Coralli ed onde nel mare eoliano dall'antichità fino al viaggio dello Spallanzani.

Durante la visita nei musei ammiriamo gli straordinari dipinti rinascimentali a sfondo sacro caratterizzati anche dalla presenza di un curioso particolare. Mi riferisco ad un amuleto in corallo. Una delle più famose opere, che si trova nel Palazzo Ducale di Urbino, è un olio realizzato nel Rinascimento da Piero della Francesca tra il 1470 e il 1485, noto con il nome “Madonna di Senigallia”. Il Maestro, che rappresenta sicuramente una figura emblematica dell'epoca, ci trasmette emozioni e l'opera nasconde dei misteri, soprattutto per la presenza nel Bambino che indossa una collana.

* **Consegna**:
Prosegui il testo sui coralli del mare eoliano a partire dall'ultima frase riportata. Le righe che seguono provengono da un'altra fonte.

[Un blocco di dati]

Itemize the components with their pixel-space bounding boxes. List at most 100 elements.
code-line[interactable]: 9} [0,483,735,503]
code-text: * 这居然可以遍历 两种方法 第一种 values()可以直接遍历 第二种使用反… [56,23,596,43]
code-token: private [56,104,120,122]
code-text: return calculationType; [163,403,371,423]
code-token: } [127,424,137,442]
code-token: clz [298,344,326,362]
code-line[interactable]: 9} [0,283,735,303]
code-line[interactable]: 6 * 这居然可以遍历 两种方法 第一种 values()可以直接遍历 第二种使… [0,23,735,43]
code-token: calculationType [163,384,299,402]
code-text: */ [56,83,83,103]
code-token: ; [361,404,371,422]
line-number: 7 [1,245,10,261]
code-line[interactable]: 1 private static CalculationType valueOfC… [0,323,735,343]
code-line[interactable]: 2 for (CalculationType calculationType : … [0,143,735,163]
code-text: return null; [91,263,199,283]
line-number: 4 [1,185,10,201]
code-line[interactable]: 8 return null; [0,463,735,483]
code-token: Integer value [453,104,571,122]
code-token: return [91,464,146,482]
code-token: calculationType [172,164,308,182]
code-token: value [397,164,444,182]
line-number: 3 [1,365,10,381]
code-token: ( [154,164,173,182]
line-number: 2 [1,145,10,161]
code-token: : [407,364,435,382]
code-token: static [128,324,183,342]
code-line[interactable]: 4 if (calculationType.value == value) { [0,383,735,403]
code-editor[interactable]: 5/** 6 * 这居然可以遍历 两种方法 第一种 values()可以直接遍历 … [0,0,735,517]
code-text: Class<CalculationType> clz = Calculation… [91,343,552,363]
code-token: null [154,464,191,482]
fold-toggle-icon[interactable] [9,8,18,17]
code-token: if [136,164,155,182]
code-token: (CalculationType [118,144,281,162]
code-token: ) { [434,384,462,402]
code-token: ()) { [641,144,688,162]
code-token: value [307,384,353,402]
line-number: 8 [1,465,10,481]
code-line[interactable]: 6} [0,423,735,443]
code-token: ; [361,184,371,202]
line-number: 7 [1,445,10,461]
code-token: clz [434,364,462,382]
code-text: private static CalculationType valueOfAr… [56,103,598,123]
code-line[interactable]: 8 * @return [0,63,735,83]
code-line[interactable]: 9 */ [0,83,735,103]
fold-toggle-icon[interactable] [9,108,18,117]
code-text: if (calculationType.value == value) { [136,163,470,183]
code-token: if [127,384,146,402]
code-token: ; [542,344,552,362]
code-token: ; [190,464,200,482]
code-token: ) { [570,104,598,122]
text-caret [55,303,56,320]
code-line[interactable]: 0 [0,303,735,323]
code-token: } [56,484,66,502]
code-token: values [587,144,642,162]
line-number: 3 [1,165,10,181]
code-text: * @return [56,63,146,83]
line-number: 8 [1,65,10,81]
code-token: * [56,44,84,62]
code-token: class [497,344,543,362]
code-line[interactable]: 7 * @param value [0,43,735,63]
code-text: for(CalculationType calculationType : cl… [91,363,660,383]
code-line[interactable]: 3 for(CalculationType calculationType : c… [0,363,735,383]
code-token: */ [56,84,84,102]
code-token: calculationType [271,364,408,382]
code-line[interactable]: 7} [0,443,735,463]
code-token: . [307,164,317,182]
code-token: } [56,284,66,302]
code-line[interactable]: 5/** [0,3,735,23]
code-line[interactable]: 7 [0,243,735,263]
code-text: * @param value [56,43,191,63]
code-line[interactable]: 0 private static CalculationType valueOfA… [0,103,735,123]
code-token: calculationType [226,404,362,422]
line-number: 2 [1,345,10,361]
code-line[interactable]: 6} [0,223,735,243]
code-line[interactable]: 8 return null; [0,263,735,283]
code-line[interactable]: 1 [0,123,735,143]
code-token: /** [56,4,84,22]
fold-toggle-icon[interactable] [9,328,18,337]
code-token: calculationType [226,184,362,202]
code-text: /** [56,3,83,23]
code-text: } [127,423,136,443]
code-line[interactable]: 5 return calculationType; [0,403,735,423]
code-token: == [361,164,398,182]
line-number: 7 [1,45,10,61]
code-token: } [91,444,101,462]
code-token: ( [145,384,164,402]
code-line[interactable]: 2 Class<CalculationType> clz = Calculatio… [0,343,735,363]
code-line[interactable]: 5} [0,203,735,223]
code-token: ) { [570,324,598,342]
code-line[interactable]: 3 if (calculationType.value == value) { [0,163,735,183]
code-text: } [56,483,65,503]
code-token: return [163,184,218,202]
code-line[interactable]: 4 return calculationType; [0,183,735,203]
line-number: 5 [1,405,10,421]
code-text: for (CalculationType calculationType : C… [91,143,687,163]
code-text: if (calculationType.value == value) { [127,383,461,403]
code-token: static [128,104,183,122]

* **Risposta scritta**:
Al centro del dipinto troviamo la Vergine Maria in piedi con in braccio il bambino, mentre in secondo piano, alle spalle della coppia troviamo due angeli. La Vergine tocca i piedi del Bambino in modo amorevole, mentre il suo sguardo sembra essere pensieroso, quasi come se già sapesse della tragica morte che Gesù avrà in futuro. Il Bambino viene rappresentato con un braccio alzato, ovvero nell’atto di benedire, mentre nell’altra mano trattiene una piccola rosa bianca, un simbolo tipicamente utilizzato per rappresentare la purezza della Vergine. Facendo bene attenzione alla figura del Bambino, è possibile notare che indossa al collo una collana con un corallo. Questo accessorio veniva, infatti, utilizzato in passato per proteggere simbolicamente i bambini, ma facendo bene attenzione al colore rosso, è possibile ricollegarlo anche alla Passione di Cristo.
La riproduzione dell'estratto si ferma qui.